The exercise: Write out all of the lines below, exactly and completely.

Data shown:
□ □ □ □ □

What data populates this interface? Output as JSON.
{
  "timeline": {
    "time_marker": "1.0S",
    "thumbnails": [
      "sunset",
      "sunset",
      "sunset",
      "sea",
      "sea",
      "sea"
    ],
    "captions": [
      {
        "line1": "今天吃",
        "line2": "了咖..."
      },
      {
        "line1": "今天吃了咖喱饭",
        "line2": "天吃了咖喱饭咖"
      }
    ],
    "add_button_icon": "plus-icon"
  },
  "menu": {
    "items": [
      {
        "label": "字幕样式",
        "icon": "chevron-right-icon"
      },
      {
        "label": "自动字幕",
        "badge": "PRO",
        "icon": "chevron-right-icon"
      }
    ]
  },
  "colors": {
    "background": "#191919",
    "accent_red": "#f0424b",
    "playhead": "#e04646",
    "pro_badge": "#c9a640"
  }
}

□ □ □ □ □

Written solution:
What data populates this interface? Output as JSON.
{
  "timeline": {
    "time_marker": "1.0S",
    "thumbnails": [
      "sunset",
      "sunset",
      "sunset",
      "sea",
      "sea",
      "sea"
    ],
    "captions": [
      {
        "line1": "今天吃",
        "line2": "了咖..."
      },
      {
        "line1": "今天吃了咖喱饭",
        "line2": "天吃了咖喱饭咖"
      }
    ],
    "add_button_icon": "plus-icon"
  },
  "menu": {
    "items": [
      {
        "label": "字幕样式",
        "icon": "chevron-right-icon"
      },
      {
        "label": "自动字幕",
        "badge": "PRO",
        "icon": "chevron-right-icon"
      }
    ]
  },
  "colors": {
    "background": "#191919",
    "accent_red": "#f0424b",
    "playhead": "#e04646",
    "pro_badge": "#c9a640"
  }
}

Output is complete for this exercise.